#### [Task brief]
State how many lines of the records contain the string "IntelliJ", and give no other information.

#### [Excerpted records]
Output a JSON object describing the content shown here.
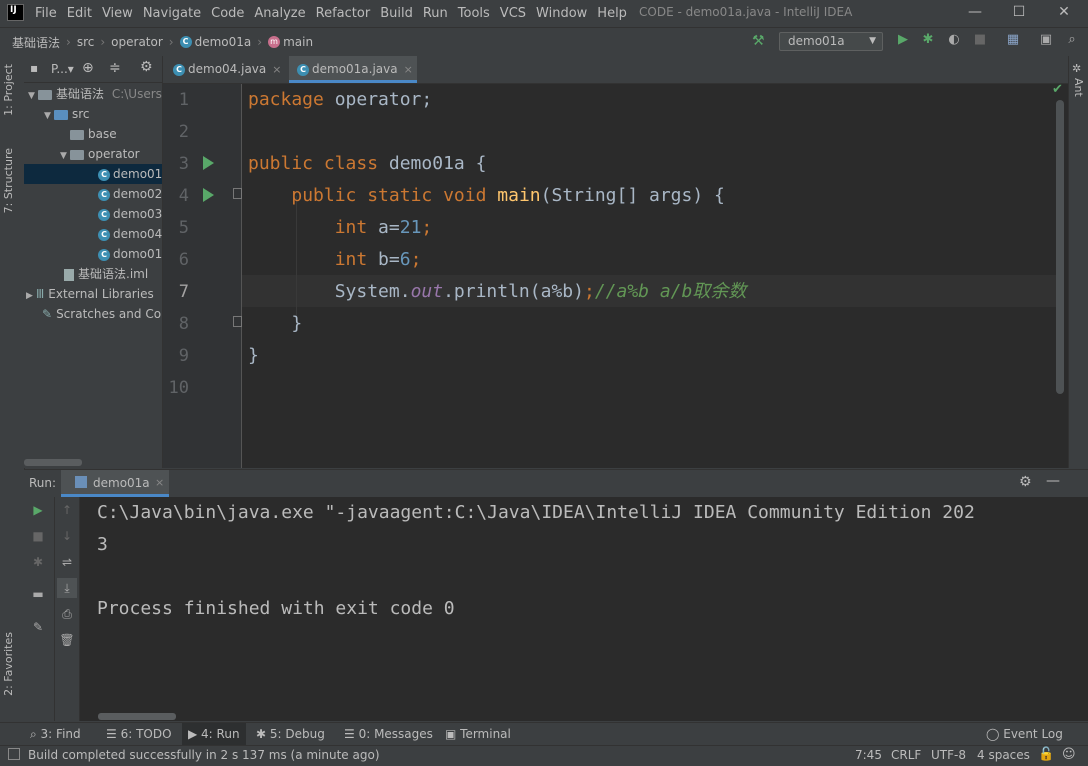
{
  "menu": [
    "File",
    "Edit",
    "View",
    "Navigate",
    "Code",
    "Analyze",
    "Refactor",
    "Build",
    "Run",
    "Tools",
    "VCS",
    "Window",
    "Help"
  ],
  "window_title": "CODE - demo01a.java - IntelliJ IDEA",
  "breadcrumb": [
    "基础语法",
    "src",
    "operator",
    "demo01a",
    "main"
  ],
  "run_config": "demo01a",
  "left_tabs": {
    "project": "1: Project",
    "structure": "7: Structure",
    "favorites": "2: Favorites"
  },
  "right_tabs": {
    "ant": "Ant"
  },
  "project_panel": {
    "title": "P...▾",
    "root_name": "基础语法",
    "root_path": "C:\\Users",
    "items": [
      {
        "label": "src"
      },
      {
        "label": "base"
      },
      {
        "label": "operator"
      },
      {
        "label": "demo01"
      },
      {
        "label": "demo02"
      },
      {
        "label": "demo03"
      },
      {
        "label": "demo04"
      },
      {
        "label": "domo01"
      },
      {
        "label": "基础语法.iml"
      },
      {
        "label": "External Libraries"
      },
      {
        "label": "Scratches and Co"
      }
    ]
  },
  "editor_tabs": [
    {
      "label": "demo04.java"
    },
    {
      "label": "demo01a.java"
    }
  ],
  "line_numbers": [
    "1",
    "2",
    "3",
    "4",
    "5",
    "6",
    "7",
    "8",
    "9",
    "10"
  ],
  "code": {
    "l1_kw": "package",
    "l1_rest": " operator;",
    "l3_kw": "public class",
    "l3_rest": " demo01a {",
    "l4_kw": "public static void",
    "l4_fn": "main",
    "l4_rest": "(String[] args) {",
    "l5_kw": "int",
    "l5_a": " a=",
    "l5_num": "21",
    "l5_end": ";",
    "l6_kw": "int",
    "l6_a": " b=",
    "l6_num": "6",
    "l6_end": ";",
    "l7_a": "System.",
    "l7_field": "out",
    "l7_b": ".println(a%b)",
    "l7_semi": ";",
    "l7_cmt": "//a%b a/b取余数",
    "l8": "}",
    "l9": "}"
  },
  "run_panel": {
    "label": "Run:",
    "tab": "demo01a",
    "console": [
      "C:\\Java\\bin\\java.exe \"-javaagent:C:\\Java\\IDEA\\IntelliJ IDEA Community Edition 202",
      "3",
      "",
      "Process finished with exit code 0"
    ]
  },
  "bottom_tools": [
    {
      "label": "3: Find"
    },
    {
      "label": "6: TODO"
    },
    {
      "label": "4: Run"
    },
    {
      "label": "5: Debug"
    },
    {
      "label": "0: Messages"
    },
    {
      "label": "Terminal"
    }
  ],
  "event_log": "Event Log",
  "status": {
    "message": "Build completed successfully in 2 s 137 ms (a minute ago)",
    "position": "7:45",
    "line_sep": "CRLF",
    "encoding": "UTF-8",
    "indent": "4 spaces"
  }
}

#### [Written response]
2